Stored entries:

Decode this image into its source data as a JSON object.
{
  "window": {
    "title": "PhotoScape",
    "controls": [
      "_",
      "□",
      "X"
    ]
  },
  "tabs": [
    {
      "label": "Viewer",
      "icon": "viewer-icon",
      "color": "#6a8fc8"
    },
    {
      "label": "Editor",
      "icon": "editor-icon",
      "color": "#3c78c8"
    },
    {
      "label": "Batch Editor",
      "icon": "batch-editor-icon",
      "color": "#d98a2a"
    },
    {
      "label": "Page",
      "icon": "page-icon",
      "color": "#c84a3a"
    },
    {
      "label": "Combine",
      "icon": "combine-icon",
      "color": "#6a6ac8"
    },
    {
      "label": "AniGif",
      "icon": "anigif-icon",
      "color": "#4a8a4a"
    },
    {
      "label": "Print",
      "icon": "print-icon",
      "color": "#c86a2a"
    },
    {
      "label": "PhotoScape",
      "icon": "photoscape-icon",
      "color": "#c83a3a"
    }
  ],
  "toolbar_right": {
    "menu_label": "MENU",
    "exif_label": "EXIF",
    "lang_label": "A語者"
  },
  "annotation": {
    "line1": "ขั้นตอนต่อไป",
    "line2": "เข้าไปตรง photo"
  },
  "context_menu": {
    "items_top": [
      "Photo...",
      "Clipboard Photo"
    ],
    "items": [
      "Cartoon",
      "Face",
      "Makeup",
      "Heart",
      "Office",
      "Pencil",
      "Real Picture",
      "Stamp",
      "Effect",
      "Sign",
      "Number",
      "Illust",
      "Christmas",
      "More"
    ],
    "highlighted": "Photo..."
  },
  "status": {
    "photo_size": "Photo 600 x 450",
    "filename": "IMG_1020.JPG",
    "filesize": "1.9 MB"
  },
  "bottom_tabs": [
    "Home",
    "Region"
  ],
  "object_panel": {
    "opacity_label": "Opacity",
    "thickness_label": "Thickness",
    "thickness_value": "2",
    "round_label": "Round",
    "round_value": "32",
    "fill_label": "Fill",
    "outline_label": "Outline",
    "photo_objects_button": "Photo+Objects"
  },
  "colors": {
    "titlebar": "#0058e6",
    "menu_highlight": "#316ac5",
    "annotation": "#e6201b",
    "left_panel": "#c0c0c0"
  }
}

## Goal
Take the entries above and transcribe them exactly.

## Result for this exercise
Decode this image into its source data as a JSON object.
{
  "window": {
    "title": "PhotoScape",
    "controls": [
      "_",
      "□",
      "X"
    ]
  },
  "tabs": [
    {
      "label": "Viewer",
      "icon": "viewer-icon",
      "color": "#6a8fc8"
    },
    {
      "label": "Editor",
      "icon": "editor-icon",
      "color": "#3c78c8"
    },
    {
      "label": "Batch Editor",
      "icon": "batch-editor-icon",
      "color": "#d98a2a"
    },
    {
      "label": "Page",
      "icon": "page-icon",
      "color": "#c84a3a"
    },
    {
      "label": "Combine",
      "icon": "combine-icon",
      "color": "#6a6ac8"
    },
    {
      "label": "AniGif",
      "icon": "anigif-icon",
      "color": "#4a8a4a"
    },
    {
      "label": "Print",
      "icon": "print-icon",
      "color": "#c86a2a"
    },
    {
      "label": "PhotoScape",
      "icon": "photoscape-icon",
      "color": "#c83a3a"
    }
  ],
  "toolbar_right": {
    "menu_label": "MENU",
    "exif_label": "EXIF",
    "lang_label": "A語者"
  },
  "annotation": {
    "line1": "ขั้นตอนต่อไป",
    "line2": "เข้าไปตรง photo"
  },
  "context_menu": {
    "items_top": [
      "Photo...",
      "Clipboard Photo"
    ],
    "items": [
      "Cartoon",
      "Face",
      "Makeup",
      "Heart",
      "Office",
      "Pencil",
      "Real Picture",
      "Stamp",
      "Effect",
      "Sign",
      "Number",
      "Illust",
      "Christmas",
      "More"
    ],
    "highlighted": "Photo..."
  },
  "status": {
    "photo_size": "Photo 600 x 450",
    "filename": "IMG_1020.JPG",
    "filesize": "1.9 MB"
  },
  "bottom_tabs": [
    "Home",
    "Region"
  ],
  "object_panel": {
    "opacity_label": "Opacity",
    "thickness_label": "Thickness",
    "thickness_value": "2",
    "round_label": "Round",
    "round_value": "32",
    "fill_label": "Fill",
    "outline_label": "Outline",
    "photo_objects_button": "Photo+Objects"
  },
  "colors": {
    "titlebar": "#0058e6",
    "menu_highlight": "#316ac5",
    "annotation": "#e6201b",
    "left_panel": "#c0c0c0"
  }
}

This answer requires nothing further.